>> begin Data lines
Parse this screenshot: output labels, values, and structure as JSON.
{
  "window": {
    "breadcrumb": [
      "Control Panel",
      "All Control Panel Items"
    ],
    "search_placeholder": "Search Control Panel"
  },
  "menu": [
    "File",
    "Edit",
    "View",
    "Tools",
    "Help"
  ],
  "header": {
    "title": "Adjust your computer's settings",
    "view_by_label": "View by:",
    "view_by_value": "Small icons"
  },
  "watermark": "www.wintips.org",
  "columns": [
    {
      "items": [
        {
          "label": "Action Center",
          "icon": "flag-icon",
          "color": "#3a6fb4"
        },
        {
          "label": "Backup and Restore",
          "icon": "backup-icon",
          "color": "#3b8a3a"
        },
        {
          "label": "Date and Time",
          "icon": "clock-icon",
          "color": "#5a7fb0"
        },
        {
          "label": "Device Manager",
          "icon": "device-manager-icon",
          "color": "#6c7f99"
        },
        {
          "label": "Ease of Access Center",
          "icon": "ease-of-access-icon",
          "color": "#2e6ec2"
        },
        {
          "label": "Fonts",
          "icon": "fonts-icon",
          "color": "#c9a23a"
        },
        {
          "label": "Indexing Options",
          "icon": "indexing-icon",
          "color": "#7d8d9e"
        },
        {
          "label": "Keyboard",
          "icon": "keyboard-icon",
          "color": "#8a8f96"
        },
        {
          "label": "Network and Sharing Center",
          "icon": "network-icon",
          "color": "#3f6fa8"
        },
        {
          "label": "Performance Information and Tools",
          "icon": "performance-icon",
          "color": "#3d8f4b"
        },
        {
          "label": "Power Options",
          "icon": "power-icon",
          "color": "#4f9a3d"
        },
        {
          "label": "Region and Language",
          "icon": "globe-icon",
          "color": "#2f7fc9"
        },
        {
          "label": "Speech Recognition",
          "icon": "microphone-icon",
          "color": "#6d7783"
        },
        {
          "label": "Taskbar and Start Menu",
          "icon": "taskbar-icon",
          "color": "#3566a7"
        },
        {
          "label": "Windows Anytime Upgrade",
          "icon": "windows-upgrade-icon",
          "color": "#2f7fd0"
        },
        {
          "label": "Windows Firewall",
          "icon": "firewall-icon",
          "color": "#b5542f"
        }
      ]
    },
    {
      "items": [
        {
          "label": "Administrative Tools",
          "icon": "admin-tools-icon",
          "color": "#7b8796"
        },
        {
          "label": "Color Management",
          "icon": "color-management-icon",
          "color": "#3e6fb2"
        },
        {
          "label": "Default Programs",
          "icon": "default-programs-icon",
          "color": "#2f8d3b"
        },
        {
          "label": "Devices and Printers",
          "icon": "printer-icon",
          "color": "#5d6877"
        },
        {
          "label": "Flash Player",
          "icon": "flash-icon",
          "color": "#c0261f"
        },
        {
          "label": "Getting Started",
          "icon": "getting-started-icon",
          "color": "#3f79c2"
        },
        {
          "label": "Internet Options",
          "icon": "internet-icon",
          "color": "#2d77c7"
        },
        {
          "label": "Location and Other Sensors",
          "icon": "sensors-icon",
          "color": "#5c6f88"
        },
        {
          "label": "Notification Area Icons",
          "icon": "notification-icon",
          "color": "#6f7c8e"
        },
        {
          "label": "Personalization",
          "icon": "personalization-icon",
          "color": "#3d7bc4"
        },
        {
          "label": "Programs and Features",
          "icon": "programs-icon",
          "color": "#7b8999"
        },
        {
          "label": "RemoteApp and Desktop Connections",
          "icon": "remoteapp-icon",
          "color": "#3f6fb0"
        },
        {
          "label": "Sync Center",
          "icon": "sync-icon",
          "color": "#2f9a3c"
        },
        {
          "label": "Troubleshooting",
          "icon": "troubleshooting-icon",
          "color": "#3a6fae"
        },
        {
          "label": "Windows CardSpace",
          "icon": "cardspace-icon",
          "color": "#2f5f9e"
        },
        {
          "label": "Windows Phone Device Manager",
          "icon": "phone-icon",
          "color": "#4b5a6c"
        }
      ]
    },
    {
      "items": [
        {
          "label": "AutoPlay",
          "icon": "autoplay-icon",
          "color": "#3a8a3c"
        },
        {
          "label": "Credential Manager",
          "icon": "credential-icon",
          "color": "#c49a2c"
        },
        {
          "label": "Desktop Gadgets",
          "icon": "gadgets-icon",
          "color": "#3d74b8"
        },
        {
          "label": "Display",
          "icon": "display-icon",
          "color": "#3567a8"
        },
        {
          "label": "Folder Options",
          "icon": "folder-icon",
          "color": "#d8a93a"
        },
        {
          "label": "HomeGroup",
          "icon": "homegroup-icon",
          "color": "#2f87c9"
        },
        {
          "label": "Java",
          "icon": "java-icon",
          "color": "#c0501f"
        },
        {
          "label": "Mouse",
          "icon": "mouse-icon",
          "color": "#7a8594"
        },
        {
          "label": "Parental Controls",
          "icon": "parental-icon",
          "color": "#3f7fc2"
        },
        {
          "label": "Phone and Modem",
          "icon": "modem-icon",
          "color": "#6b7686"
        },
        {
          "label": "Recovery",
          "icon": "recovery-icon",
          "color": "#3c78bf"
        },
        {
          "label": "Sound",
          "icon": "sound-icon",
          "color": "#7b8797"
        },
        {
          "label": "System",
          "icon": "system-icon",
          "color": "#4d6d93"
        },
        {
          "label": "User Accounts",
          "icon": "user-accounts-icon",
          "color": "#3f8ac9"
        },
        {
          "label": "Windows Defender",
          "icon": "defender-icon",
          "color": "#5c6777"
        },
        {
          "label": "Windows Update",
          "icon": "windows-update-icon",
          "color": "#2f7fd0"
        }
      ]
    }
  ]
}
>> end Data lines
● Exercise requirements:
Look through the material above and pick out each line holding the word "Options".

● The solution:
          "label": "Indexing Options",
          "label": "Power Options",
          "label": "Internet Options",
          "label": "Folder Options",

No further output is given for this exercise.